* Goal *
Retype each entry below exactly as it stands.

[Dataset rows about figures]
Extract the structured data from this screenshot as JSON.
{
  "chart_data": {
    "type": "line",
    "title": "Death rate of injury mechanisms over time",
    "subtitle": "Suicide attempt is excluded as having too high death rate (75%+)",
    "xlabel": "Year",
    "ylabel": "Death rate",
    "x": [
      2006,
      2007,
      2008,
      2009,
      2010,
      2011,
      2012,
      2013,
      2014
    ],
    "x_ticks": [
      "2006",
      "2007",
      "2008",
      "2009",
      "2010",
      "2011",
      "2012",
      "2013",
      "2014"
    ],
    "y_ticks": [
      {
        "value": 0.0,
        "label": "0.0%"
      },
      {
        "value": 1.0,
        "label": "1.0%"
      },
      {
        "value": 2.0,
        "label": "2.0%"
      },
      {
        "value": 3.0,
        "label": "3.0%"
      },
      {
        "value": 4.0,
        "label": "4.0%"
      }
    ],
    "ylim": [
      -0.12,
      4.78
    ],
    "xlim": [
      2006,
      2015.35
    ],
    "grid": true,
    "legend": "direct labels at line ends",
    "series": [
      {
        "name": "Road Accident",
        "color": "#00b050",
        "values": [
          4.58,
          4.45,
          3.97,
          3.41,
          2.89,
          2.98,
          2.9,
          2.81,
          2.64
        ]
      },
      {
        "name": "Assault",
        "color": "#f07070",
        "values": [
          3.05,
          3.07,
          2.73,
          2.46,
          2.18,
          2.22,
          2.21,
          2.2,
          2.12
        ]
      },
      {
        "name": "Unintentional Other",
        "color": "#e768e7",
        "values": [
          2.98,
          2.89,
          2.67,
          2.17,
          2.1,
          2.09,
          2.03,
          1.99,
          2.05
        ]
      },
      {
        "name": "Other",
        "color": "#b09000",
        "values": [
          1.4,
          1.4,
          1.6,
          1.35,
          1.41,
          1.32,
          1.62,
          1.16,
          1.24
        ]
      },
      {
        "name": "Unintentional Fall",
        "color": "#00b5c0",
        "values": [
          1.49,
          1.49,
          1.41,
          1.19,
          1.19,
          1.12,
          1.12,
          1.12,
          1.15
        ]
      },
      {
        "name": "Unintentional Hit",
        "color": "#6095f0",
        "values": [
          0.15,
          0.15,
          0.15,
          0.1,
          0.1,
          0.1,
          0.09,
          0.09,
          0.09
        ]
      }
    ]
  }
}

* Solution to this task *
Extract the structured data from this screenshot as JSON.
{
  "chart_data": {
    "type": "line",
    "title": "Death rate of injury mechanisms over time",
    "subtitle": "Suicide attempt is excluded as having too high death rate (75%+)",
    "xlabel": "Year",
    "ylabel": "Death rate",
    "x": [
      2006,
      2007,
      2008,
      2009,
      2010,
      2011,
      2012,
      2013,
      2014
    ],
    "x_ticks": [
      "2006",
      "2007",
      "2008",
      "2009",
      "2010",
      "2011",
      "2012",
      "2013",
      "2014"
    ],
    "y_ticks": [
      {
        "value": 0.0,
        "label": "0.0%"
      },
      {
        "value": 1.0,
        "label": "1.0%"
      },
      {
        "value": 2.0,
        "label": "2.0%"
      },
      {
        "value": 3.0,
        "label": "3.0%"
      },
      {
        "value": 4.0,
        "label": "4.0%"
      }
    ],
    "ylim": [
      -0.12,
      4.78
    ],
    "xlim": [
      2006,
      2015.35
    ],
    "grid": true,
    "legend": "direct labels at line ends",
    "series": [
      {
        "name": "Road Accident",
        "color": "#00b050",
        "values": [
          4.58,
          4.45,
          3.97,
          3.41,
          2.89,
          2.98,
          2.9,
          2.81,
          2.64
        ]
      },
      {
        "name": "Assault",
        "color": "#f07070",
        "values": [
          3.05,
          3.07,
          2.73,
          2.46,
          2.18,
          2.22,
          2.21,
          2.2,
          2.12
        ]
      },
      {
        "name": "Unintentional Other",
        "color": "#e768e7",
        "values": [
          2.98,
          2.89,
          2.67,
          2.17,
          2.1,
          2.09,
          2.03,
          1.99,
          2.05
        ]
      },
      {
        "name": "Other",
        "color": "#b09000",
        "values": [
          1.4,
          1.4,
          1.6,
          1.35,
          1.41,
          1.32,
          1.62,
          1.16,
          1.24
        ]
      },
      {
        "name": "Unintentional Fall",
        "color": "#00b5c0",
        "values": [
          1.49,
          1.49,
          1.41,
          1.19,
          1.19,
          1.12,
          1.12,
          1.12,
          1.15
        ]
      },
      {
        "name": "Unintentional Hit",
        "color": "#6095f0",
        "values": [
          0.15,
          0.15,
          0.15,
          0.1,
          0.1,
          0.1,
          0.09,
          0.09,
          0.09
        ]
      }
    ]
  }
}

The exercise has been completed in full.